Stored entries
--------
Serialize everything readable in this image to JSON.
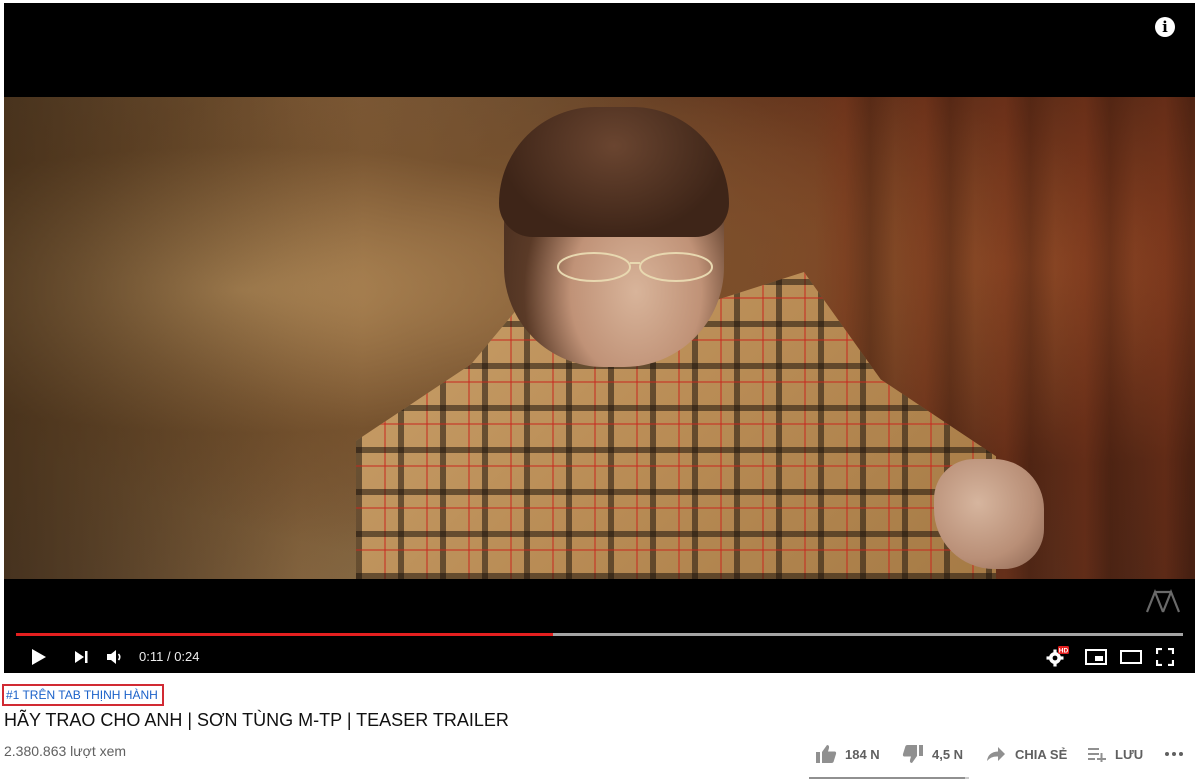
{
  "player": {
    "time_current": "0:11",
    "time_separator": " / ",
    "time_total": "0:24",
    "progress_played": 0.46,
    "progress_loaded": 1.0,
    "quality_badge": "HD",
    "icons": {
      "info": "info-icon",
      "play": "play-icon",
      "next": "next-icon",
      "volume": "volume-icon",
      "settings": "settings-gear-icon",
      "miniplayer": "miniplayer-icon",
      "theater": "theater-mode-icon",
      "fullscreen": "fullscreen-icon",
      "watermark": "channel-watermark-icon"
    }
  },
  "video": {
    "trending_tag": "#1 TRÊN TAB THỊNH HÀNH",
    "title": "HÃY TRAO CHO ANH | SƠN TÙNG M-TP | TEASER TRAILER",
    "views": "2.380.863 lượt xem"
  },
  "actions": {
    "like_count": "184 N",
    "dislike_count": "4,5 N",
    "share_label": "CHIA SẺ",
    "save_label": "LƯU",
    "like_ratio": 0.976
  },
  "colors": {
    "progress_red": "#e41f1f",
    "link_blue": "#1a61c9",
    "tag_border": "#d12a33",
    "hd_badge": "#e41f1f"
  }
}
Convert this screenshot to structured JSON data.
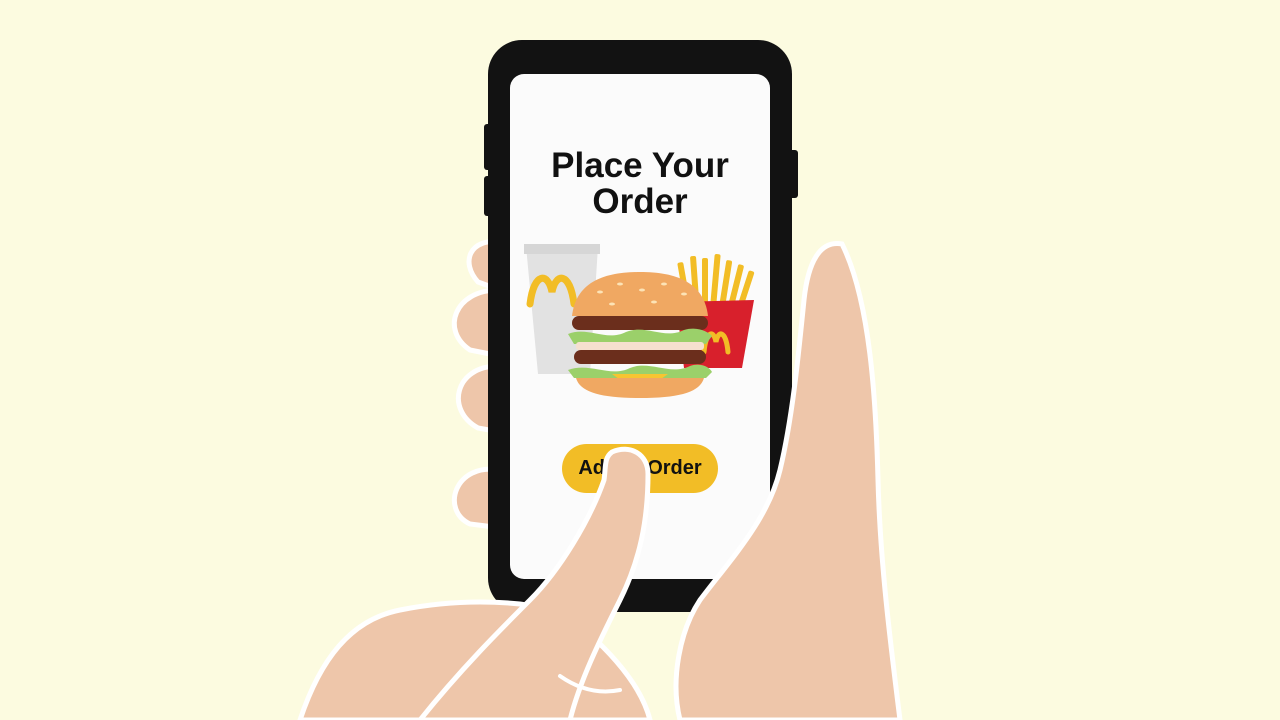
{
  "screen": {
    "title_line1": "Place Your",
    "title_line2": "Order",
    "button_label": "Add to Order"
  },
  "colors": {
    "background": "#fcfbe0",
    "phone_body": "#121212",
    "screen": "#fbfbfb",
    "button": "#f2bd26",
    "skin": "#eec6aa",
    "fries_box": "#d8202c",
    "arches": "#f2bd26"
  },
  "icons": [
    "phone",
    "drink-cup-icon",
    "burger-icon",
    "fries-icon",
    "hand"
  ]
}
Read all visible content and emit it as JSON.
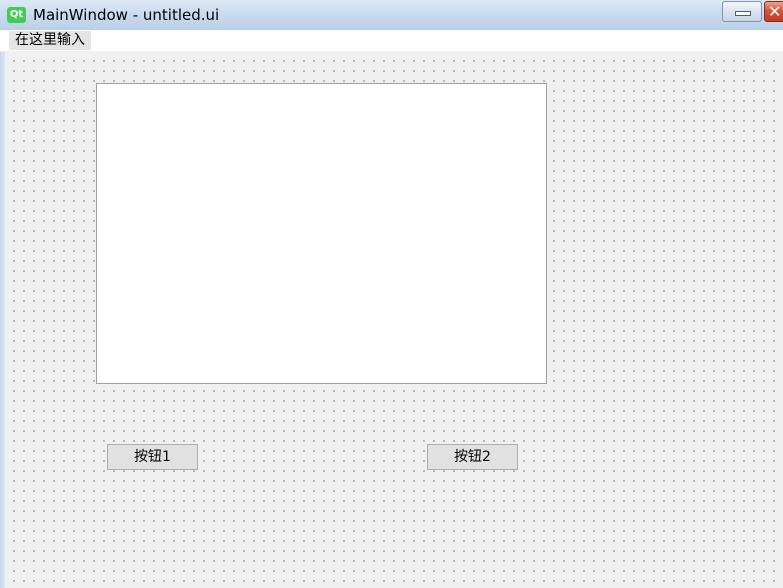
{
  "window": {
    "title": "MainWindow - untitled.ui",
    "icon": "qt-logo-icon",
    "icon_text": "Qt",
    "icon_color": "#41cd52",
    "controls": {
      "minimize_icon": "minimize-icon",
      "close_icon": "close-icon",
      "close_glyph": "✕"
    }
  },
  "menu_bar": {
    "items": [
      {
        "label": "在这里输入"
      }
    ]
  },
  "central_widget": {
    "text_edit": {
      "value": ""
    },
    "buttons": [
      {
        "label": "按钮1"
      },
      {
        "label": "按钮2"
      }
    ]
  }
}
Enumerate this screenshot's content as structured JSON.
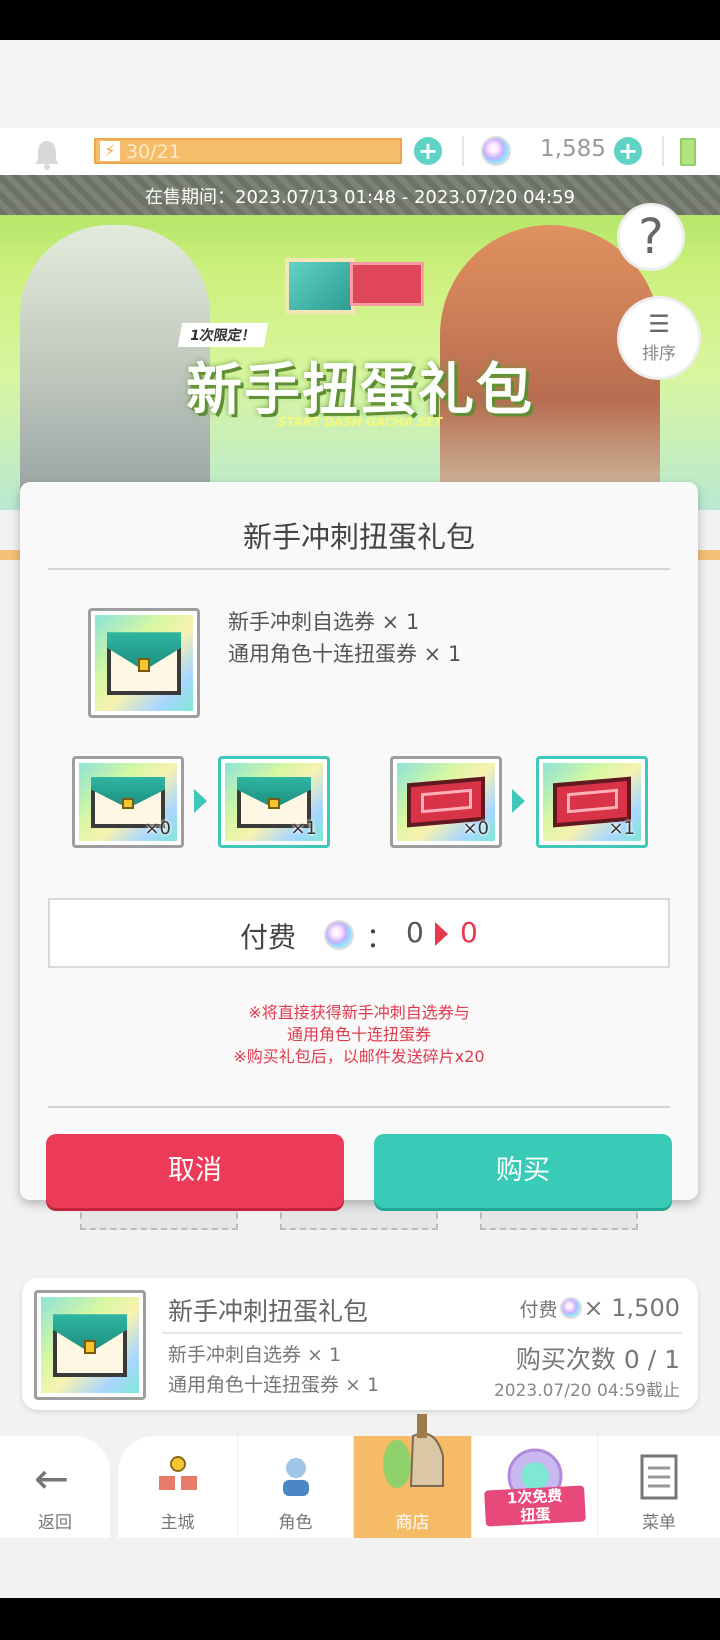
{
  "status": {
    "stamina": "30/21",
    "gems": "1,585"
  },
  "banner": {
    "sale_period": "在售期间：2023.07/13 01:48 - 2023.07/20 04:59",
    "limit_tag": "1次限定！",
    "title": "新手扭蛋礼包",
    "subtitle": "START DASH GACHA SET",
    "help": "?",
    "sort": "排序"
  },
  "dialog": {
    "title": "新手冲刺扭蛋礼包",
    "contents": [
      "新手冲刺自选券 × 1",
      "通用角色十连扭蛋券 × 1"
    ],
    "conversions": [
      {
        "from": "×0",
        "to": "×1"
      },
      {
        "from": "×0",
        "to": "×1"
      }
    ],
    "price_label": "付费",
    "price_colon": "：",
    "price_old": "0",
    "price_new": "0",
    "notes": [
      "※将直接获得新手冲刺自选券与",
      "通用角色十连扭蛋券",
      "※购买礼包后，以邮件发送碎片x20"
    ],
    "cancel": "取消",
    "buy": "购买"
  },
  "product": {
    "title": "新手冲刺扭蛋礼包",
    "lines": [
      "新手冲刺自选券 × 1",
      "通用角色十连扭蛋券 × 1"
    ],
    "cost_label": "付费",
    "cost": "× 1,500",
    "purchase_count": "购买次数 0 / 1",
    "deadline": "2023.07/20 04:59截止"
  },
  "nav": {
    "back": "返回",
    "items": [
      "主城",
      "角色",
      "商店",
      "",
      "菜单"
    ],
    "free_badge_line1": "1次免费",
    "free_badge_line2": "扭蛋"
  },
  "colors": {
    "accent_teal": "#37cbb8",
    "cancel_red": "#ec3b58",
    "active_tab": "#f5bb66"
  }
}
--------
Exactly reproduce the entries above, minus the pictures.

Serialize everything readable in this image to JSON.
{
  "player": {
    "time_current": "0:11",
    "time_separator": " / ",
    "time_total": "0:24",
    "progress_played": 0.46,
    "progress_loaded": 1.0,
    "quality_badge": "HD",
    "icons": {
      "info": "info-icon",
      "play": "play-icon",
      "next": "next-icon",
      "volume": "volume-icon",
      "settings": "settings-gear-icon",
      "miniplayer": "miniplayer-icon",
      "theater": "theater-mode-icon",
      "fullscreen": "fullscreen-icon",
      "watermark": "channel-watermark-icon"
    }
  },
  "video": {
    "trending_tag": "#1 TRÊN TAB THỊNH HÀNH",
    "title": "HÃY TRAO CHO ANH | SƠN TÙNG M-TP | TEASER TRAILER",
    "views": "2.380.863 lượt xem"
  },
  "actions": {
    "like_count": "184 N",
    "dislike_count": "4,5 N",
    "share_label": "CHIA SẺ",
    "save_label": "LƯU",
    "like_ratio": 0.976
  },
  "colors": {
    "progress_red": "#e41f1f",
    "link_blue": "#1a61c9",
    "tag_border": "#d12a33",
    "hd_badge": "#e41f1f"
  }
}
Convert this screenshot to structured JSON data.
{
  "screen": {
    "title_line1": "Place Your",
    "title_line2": "Order",
    "button_label": "Add to Order"
  },
  "colors": {
    "background": "#fcfbe0",
    "phone_body": "#121212",
    "screen": "#fbfbfb",
    "button": "#f2bd26",
    "skin": "#eec6aa",
    "fries_box": "#d8202c",
    "arches": "#f2bd26"
  },
  "icons": [
    "phone",
    "drink-cup-icon",
    "burger-icon",
    "fries-icon",
    "hand"
  ]
}
Read all visible content and emit it as JSON.
{
  "window": {
    "title": "MainWindow - untitled.ui",
    "icon": "qt-logo-icon",
    "icon_text": "Qt",
    "icon_color": "#41cd52",
    "controls": {
      "minimize_icon": "minimize-icon",
      "close_icon": "close-icon",
      "close_glyph": "✕"
    }
  },
  "menu_bar": {
    "items": [
      {
        "label": "在这里输入"
      }
    ]
  },
  "central_widget": {
    "text_edit": {
      "value": ""
    },
    "buttons": [
      {
        "label": "按钮1"
      },
      {
        "label": "按钮2"
      }
    ]
  }
}
Enumerate this screenshot's content as structured JSON.
{
  "status": {
    "stamina": "30/21",
    "gems": "1,585"
  },
  "banner": {
    "sale_period": "在售期间：2023.07/13 01:48 - 2023.07/20 04:59",
    "limit_tag": "1次限定！",
    "title": "新手扭蛋礼包",
    "subtitle": "START DASH GACHA SET",
    "help": "?",
    "sort": "排序"
  },
  "dialog": {
    "title": "新手冲刺扭蛋礼包",
    "contents": [
      "新手冲刺自选券 × 1",
      "通用角色十连扭蛋券 × 1"
    ],
    "conversions": [
      {
        "from": "×0",
        "to": "×1"
      },
      {
        "from": "×0",
        "to": "×1"
      }
    ],
    "price_label": "付费",
    "price_colon": "：",
    "price_old": "0",
    "price_new": "0",
    "notes": [
      "※将直接获得新手冲刺自选券与",
      "通用角色十连扭蛋券",
      "※购买礼包后，以邮件发送碎片x20"
    ],
    "cancel": "取消",
    "buy": "购买"
  },
  "product": {
    "title": "新手冲刺扭蛋礼包",
    "lines": [
      "新手冲刺自选券 × 1",
      "通用角色十连扭蛋券 × 1"
    ],
    "cost_label": "付费",
    "cost": "× 1,500",
    "purchase_count": "购买次数 0 / 1",
    "deadline": "2023.07/20 04:59截止"
  },
  "nav": {
    "back": "返回",
    "items": [
      "主城",
      "角色",
      "商店",
      "",
      "菜单"
    ],
    "free_badge_line1": "1次免费",
    "free_badge_line2": "扭蛋"
  },
  "colors": {
    "accent_teal": "#37cbb8",
    "cancel_red": "#ec3b58",
    "active_tab": "#f5bb66"
  }
}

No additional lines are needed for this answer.